» **The exercise**
Retype the material word for word.

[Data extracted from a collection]
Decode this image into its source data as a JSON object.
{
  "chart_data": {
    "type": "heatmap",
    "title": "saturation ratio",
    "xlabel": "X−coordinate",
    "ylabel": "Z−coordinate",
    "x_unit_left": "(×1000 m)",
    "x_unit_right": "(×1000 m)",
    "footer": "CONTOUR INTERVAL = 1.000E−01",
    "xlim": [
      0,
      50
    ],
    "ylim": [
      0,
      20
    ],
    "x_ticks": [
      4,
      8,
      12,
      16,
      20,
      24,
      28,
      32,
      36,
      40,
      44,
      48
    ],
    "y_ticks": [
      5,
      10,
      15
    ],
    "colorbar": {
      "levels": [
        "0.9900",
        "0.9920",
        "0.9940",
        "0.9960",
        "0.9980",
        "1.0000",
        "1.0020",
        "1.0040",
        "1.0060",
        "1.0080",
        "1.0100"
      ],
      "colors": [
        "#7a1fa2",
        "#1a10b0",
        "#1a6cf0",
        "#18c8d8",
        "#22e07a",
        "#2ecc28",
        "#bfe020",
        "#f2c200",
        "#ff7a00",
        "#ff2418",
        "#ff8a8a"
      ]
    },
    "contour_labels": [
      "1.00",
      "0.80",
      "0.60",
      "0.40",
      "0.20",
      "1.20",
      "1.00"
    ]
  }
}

» **Finished task**
Decode this image into its source data as a JSON object.
{
  "chart_data": {
    "type": "heatmap",
    "title": "saturation ratio",
    "xlabel": "X−coordinate",
    "ylabel": "Z−coordinate",
    "x_unit_left": "(×1000 m)",
    "x_unit_right": "(×1000 m)",
    "footer": "CONTOUR INTERVAL = 1.000E−01",
    "xlim": [
      0,
      50
    ],
    "ylim": [
      0,
      20
    ],
    "x_ticks": [
      4,
      8,
      12,
      16,
      20,
      24,
      28,
      32,
      36,
      40,
      44,
      48
    ],
    "y_ticks": [
      5,
      10,
      15
    ],
    "colorbar": {
      "levels": [
        "0.9900",
        "0.9920",
        "0.9940",
        "0.9960",
        "0.9980",
        "1.0000",
        "1.0020",
        "1.0040",
        "1.0060",
        "1.0080",
        "1.0100"
      ],
      "colors": [
        "#7a1fa2",
        "#1a10b0",
        "#1a6cf0",
        "#18c8d8",
        "#22e07a",
        "#2ecc28",
        "#bfe020",
        "#f2c200",
        "#ff7a00",
        "#ff2418",
        "#ff8a8a"
      ]
    },
    "contour_labels": [
      "1.00",
      "0.80",
      "0.60",
      "0.40",
      "0.20",
      "1.20",
      "1.00"
    ]
  }
}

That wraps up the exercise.